Instruction: Collect each line containing "Difficulty".

Dataset content:
= = =

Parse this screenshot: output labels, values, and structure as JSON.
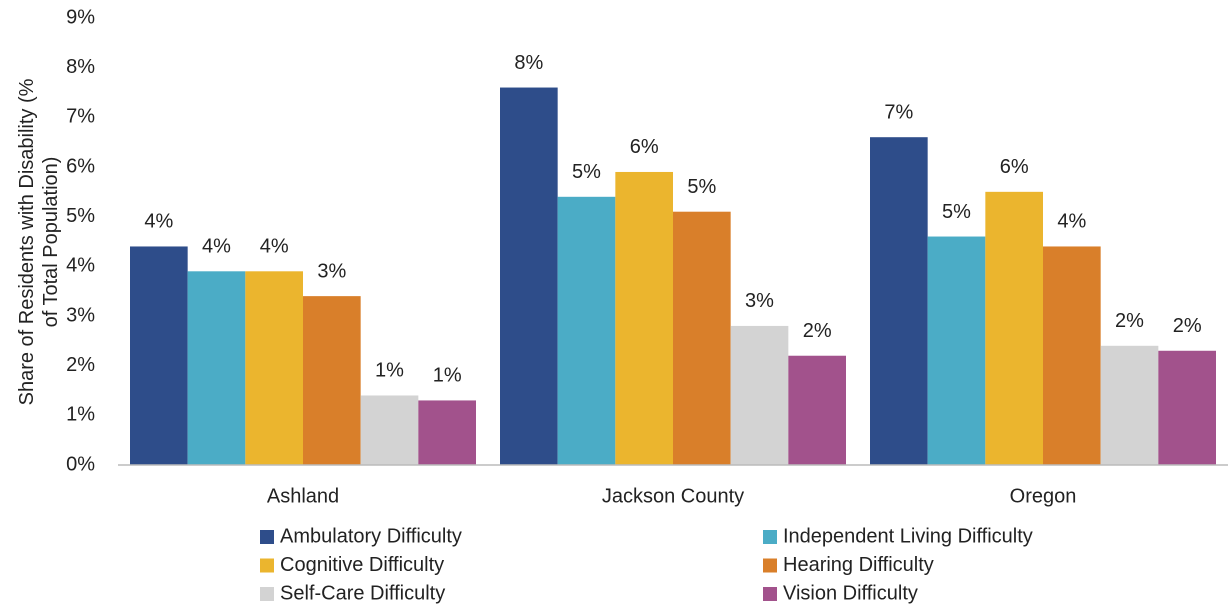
{
  "chart_data": {
    "type": "bar",
    "ylabel": "Share of Residents with Disability (% of Total Population)",
    "categories": [
      "Ashland",
      "Jackson County",
      "Oregon"
    ],
    "series": [
      {
        "name": "Ambulatory Difficulty",
        "color": "#2e4d8a",
        "values": [
          4.4,
          7.6,
          6.6
        ],
        "value_labels": [
          "4%",
          "8%",
          "7%"
        ]
      },
      {
        "name": "Independent Living Difficulty",
        "color": "#4bacc6",
        "values": [
          3.9,
          5.4,
          4.6
        ],
        "value_labels": [
          "4%",
          "5%",
          "5%"
        ]
      },
      {
        "name": "Cognitive Difficulty",
        "color": "#ebb52e",
        "values": [
          3.9,
          5.9,
          5.5
        ],
        "value_labels": [
          "4%",
          "6%",
          "6%"
        ]
      },
      {
        "name": "Hearing Difficulty",
        "color": "#d97f2a",
        "values": [
          3.4,
          5.1,
          4.4
        ],
        "value_labels": [
          "3%",
          "5%",
          "4%"
        ]
      },
      {
        "name": "Self-Care Difficulty",
        "color": "#d3d3d3",
        "values": [
          1.4,
          2.8,
          2.4
        ],
        "value_labels": [
          "1%",
          "3%",
          "2%"
        ]
      },
      {
        "name": "Vision Difficulty",
        "color": "#a2528c",
        "values": [
          1.3,
          2.2,
          2.3
        ],
        "value_labels": [
          "1%",
          "2%",
          "2%"
        ]
      }
    ],
    "ylim": [
      0,
      9
    ],
    "yticks": [
      {
        "value": 0,
        "label": "0%"
      },
      {
        "value": 1,
        "label": "1%"
      },
      {
        "value": 2,
        "label": "2%"
      },
      {
        "value": 3,
        "label": "3%"
      },
      {
        "value": 4,
        "label": "4%"
      },
      {
        "value": 5,
        "label": "5%"
      },
      {
        "value": 6,
        "label": "6%"
      },
      {
        "value": 7,
        "label": "7%"
      },
      {
        "value": 8,
        "label": "8%"
      },
      {
        "value": 9,
        "label": "9%"
      }
    ],
    "grid": false
  }
}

= = =

Output:
        "name": "Ambulatory Difficulty",
        "name": "Independent Living Difficulty",
        "name": "Cognitive Difficulty",
        "name": "Hearing Difficulty",
        "name": "Self-Care Difficulty",
        "name": "Vision Difficulty",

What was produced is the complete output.